(Records from a data collection)
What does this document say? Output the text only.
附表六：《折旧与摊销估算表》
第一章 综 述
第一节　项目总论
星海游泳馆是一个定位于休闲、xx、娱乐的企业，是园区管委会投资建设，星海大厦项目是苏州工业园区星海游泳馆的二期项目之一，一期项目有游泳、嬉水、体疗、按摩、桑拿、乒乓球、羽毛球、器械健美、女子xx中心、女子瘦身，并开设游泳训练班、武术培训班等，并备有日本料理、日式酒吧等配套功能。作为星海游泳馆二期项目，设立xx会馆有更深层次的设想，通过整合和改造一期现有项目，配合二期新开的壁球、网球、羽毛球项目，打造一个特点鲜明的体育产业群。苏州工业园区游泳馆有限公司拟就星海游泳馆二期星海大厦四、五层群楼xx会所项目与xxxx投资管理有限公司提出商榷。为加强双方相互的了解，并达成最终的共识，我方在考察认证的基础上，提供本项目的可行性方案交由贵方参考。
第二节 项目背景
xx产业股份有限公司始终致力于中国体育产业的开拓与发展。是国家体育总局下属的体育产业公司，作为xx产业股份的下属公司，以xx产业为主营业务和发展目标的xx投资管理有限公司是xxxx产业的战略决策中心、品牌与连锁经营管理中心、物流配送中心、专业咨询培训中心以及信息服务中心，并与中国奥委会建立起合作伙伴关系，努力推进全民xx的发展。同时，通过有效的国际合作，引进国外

> **WHAT TO DO**
Reproduce all of the records exactly.

> **EXERCISE SOLUTION**
What does this document say? Output the text only.
附表六：《折旧与摊销估算表》
第一章 综 述
第一节　项目总论
星海游泳馆是一个定位于休闲、xx、娱乐的企业，是园区管委会投资建设，星海大厦项目是苏州工业园区星海游泳馆的二期项目之一，一期项目有游泳、嬉水、体疗、按摩、桑拿、乒乓球、羽毛球、器械健美、女子xx中心、女子瘦身，并开设游泳训练班、武术培训班等，并备有日本料理、日式酒吧等配套功能。作为星海游泳馆二期项目，设立xx会馆有更深层次的设想，通过整合和改造一期现有项目，配合二期新开的壁球、网球、羽毛球项目，打造一个特点鲜明的体育产业群。苏州工业园区游泳馆有限公司拟就星海游泳馆二期星海大厦四、五层群楼xx会所项目与xxxx投资管理有限公司提出商榷。为加强双方相互的了解，并达成最终的共识，我方在考察认证的基础上，提供本项目的可行性方案交由贵方参考。
第二节 项目背景
xx产业股份有限公司始终致力于中国体育产业的开拓与发展。是国家体育总局下属的体育产业公司，作为xx产业股份的下属公司，以xx产业为主营业务和发展目标的xx投资管理有限公司是xxxx产业的战略决策中心、品牌与连锁经营管理中心、物流配送中心、专业咨询培训中心以及信息服务中心，并与中国奥委会建立起合作伙伴关系，努力推进全民xx的发展。同时，通过有效的国际合作，引进国外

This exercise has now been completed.